__Goal__. Rename "x-axis-label" to "x-axis-title" in the listing, starting at its first line and ending after the line that contains "- point: [965, 111, 975, 121]". Reproduce those lines with that change only.
-=-=-=-=-
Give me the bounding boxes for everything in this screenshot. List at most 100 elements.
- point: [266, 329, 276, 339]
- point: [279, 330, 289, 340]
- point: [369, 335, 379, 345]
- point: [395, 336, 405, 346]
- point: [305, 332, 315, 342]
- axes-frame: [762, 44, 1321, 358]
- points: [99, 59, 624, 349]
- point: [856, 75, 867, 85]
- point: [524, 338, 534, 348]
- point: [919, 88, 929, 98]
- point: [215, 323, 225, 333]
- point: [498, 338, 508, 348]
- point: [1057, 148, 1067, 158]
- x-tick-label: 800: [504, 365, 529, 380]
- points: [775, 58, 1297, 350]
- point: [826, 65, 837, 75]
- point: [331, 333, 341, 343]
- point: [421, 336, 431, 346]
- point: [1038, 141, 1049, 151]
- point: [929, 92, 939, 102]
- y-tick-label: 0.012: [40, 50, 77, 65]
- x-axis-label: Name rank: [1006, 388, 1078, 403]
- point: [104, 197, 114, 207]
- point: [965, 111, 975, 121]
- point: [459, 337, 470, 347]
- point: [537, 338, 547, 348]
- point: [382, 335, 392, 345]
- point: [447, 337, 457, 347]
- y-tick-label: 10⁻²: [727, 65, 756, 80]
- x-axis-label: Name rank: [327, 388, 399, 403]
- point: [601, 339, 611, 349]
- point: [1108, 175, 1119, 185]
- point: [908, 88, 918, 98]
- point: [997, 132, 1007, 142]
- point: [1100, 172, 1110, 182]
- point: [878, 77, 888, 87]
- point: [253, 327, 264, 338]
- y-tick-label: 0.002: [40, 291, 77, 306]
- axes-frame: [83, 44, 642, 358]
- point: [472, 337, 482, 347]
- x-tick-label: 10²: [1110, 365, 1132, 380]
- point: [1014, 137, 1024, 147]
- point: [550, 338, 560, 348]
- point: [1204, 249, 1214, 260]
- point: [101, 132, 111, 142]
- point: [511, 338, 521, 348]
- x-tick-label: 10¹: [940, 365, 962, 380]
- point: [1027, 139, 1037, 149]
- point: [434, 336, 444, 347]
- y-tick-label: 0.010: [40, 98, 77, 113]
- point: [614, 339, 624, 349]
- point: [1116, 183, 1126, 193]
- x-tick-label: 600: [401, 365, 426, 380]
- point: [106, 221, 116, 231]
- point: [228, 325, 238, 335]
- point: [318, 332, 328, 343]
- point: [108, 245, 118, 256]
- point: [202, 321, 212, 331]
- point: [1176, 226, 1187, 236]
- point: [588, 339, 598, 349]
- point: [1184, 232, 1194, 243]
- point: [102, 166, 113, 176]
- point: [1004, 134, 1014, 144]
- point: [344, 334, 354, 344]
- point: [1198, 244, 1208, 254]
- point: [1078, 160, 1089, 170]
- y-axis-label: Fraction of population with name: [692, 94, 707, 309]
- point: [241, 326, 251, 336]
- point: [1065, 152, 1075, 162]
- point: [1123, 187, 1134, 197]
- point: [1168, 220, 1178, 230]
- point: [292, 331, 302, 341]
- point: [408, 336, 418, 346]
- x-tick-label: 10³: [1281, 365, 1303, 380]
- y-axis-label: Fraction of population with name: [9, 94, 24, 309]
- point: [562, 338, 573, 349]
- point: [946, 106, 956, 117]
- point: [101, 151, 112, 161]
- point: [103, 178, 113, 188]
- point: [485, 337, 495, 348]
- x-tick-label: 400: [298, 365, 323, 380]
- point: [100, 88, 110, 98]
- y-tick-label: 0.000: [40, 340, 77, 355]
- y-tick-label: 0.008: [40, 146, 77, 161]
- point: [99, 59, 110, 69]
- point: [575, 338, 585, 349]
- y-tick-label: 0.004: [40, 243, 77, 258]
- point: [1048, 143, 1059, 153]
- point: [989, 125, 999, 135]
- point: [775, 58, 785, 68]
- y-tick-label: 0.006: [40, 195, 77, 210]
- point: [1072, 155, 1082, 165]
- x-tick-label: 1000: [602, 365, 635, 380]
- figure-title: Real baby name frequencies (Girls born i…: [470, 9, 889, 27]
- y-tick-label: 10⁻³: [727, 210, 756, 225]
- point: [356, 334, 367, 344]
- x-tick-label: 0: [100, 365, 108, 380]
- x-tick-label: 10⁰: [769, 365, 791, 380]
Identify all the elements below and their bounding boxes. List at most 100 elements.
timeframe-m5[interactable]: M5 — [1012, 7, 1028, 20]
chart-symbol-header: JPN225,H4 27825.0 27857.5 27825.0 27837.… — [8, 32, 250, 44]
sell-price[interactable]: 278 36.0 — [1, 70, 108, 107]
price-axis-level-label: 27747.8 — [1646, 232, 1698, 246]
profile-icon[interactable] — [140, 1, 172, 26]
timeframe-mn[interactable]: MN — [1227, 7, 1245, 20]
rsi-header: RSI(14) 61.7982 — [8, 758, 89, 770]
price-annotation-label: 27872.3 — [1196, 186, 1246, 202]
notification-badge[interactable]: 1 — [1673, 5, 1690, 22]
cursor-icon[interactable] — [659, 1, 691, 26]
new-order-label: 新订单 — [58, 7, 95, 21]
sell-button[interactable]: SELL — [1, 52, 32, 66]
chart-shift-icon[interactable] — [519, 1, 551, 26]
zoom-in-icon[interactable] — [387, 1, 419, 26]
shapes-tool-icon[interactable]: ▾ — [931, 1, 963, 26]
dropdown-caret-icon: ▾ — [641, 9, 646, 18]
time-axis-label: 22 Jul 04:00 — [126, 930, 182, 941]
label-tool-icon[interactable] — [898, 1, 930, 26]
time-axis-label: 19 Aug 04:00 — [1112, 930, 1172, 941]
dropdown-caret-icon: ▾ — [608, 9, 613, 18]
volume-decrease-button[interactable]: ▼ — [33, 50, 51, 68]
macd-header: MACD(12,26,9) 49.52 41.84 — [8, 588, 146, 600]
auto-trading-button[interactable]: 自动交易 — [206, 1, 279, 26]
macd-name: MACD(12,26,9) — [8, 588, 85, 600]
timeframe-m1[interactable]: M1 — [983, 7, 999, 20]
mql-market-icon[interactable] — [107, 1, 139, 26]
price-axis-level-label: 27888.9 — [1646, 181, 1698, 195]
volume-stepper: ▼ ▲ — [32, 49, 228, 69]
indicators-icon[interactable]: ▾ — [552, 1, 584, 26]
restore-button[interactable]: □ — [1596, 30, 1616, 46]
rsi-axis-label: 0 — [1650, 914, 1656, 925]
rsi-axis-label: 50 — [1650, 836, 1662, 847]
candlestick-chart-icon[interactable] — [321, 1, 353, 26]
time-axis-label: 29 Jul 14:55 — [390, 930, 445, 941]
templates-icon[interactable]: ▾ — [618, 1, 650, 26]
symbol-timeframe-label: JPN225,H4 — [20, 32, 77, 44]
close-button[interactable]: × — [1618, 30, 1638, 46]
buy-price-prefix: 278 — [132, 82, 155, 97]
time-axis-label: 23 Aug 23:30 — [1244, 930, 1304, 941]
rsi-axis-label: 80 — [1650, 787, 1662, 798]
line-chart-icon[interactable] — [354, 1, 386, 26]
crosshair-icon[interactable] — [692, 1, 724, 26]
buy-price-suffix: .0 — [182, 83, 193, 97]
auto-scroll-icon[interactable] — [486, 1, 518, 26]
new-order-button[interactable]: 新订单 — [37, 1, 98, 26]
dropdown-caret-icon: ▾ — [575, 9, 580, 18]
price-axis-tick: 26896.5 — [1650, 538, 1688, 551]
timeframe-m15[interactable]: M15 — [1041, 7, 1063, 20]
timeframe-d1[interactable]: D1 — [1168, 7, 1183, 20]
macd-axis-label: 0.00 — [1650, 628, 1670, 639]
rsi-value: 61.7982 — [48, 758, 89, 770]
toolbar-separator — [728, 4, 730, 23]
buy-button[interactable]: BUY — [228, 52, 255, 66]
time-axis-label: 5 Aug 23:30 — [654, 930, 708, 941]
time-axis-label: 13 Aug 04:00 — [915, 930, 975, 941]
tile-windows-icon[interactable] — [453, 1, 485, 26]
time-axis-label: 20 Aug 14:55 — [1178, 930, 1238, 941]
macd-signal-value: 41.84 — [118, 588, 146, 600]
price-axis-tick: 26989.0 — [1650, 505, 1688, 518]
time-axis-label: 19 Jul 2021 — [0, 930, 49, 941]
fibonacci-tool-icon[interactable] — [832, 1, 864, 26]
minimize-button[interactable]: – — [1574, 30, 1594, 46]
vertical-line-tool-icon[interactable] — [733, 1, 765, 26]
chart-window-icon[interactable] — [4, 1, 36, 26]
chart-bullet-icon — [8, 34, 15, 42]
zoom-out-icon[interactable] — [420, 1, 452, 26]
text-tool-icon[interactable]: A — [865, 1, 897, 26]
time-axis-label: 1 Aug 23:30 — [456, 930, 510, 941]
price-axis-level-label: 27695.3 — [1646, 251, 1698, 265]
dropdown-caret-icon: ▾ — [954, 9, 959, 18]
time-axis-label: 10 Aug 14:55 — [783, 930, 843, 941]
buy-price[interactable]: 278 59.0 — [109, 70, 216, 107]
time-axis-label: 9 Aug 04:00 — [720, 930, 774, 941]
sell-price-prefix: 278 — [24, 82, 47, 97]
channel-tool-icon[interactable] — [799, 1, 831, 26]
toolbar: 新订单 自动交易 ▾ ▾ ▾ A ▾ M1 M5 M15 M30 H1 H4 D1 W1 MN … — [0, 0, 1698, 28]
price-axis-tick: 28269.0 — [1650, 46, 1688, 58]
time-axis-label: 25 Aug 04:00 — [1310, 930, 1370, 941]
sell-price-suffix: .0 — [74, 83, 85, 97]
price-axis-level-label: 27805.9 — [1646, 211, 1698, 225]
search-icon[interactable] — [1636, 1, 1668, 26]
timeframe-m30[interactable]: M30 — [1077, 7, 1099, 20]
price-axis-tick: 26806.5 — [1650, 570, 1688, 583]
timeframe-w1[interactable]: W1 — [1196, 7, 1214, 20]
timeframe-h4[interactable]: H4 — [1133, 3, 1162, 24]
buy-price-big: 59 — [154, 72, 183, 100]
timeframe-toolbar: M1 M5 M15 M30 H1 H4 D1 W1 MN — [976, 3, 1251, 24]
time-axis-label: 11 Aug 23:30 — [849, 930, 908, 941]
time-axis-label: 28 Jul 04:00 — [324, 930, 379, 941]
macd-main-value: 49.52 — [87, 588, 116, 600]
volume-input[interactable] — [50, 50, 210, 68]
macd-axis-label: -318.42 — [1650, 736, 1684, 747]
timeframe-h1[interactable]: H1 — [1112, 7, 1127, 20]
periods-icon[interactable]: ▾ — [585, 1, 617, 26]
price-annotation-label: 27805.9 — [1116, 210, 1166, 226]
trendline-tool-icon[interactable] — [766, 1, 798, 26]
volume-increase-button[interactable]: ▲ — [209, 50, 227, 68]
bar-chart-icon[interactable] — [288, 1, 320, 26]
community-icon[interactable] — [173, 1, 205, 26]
-=-=-=-=-
__Solved problem__.
Give me the bounding boxes for everything in this screenshot. List at most 100 elements.
- point: [266, 329, 276, 339]
- point: [279, 330, 289, 340]
- point: [369, 335, 379, 345]
- point: [395, 336, 405, 346]
- point: [305, 332, 315, 342]
- axes-frame: [762, 44, 1321, 358]
- points: [99, 59, 624, 349]
- point: [856, 75, 867, 85]
- point: [524, 338, 534, 348]
- point: [919, 88, 929, 98]
- point: [215, 323, 225, 333]
- point: [498, 338, 508, 348]
- point: [1057, 148, 1067, 158]
- x-tick-label: 800: [504, 365, 529, 380]
- points: [775, 58, 1297, 350]
- point: [826, 65, 837, 75]
- point: [331, 333, 341, 343]
- point: [421, 336, 431, 346]
- point: [1038, 141, 1049, 151]
- point: [929, 92, 939, 102]
- y-tick-label: 0.012: [40, 50, 77, 65]
- x-axis-title: Name rank: [1006, 388, 1078, 403]
- point: [104, 197, 114, 207]
- point: [965, 111, 975, 121]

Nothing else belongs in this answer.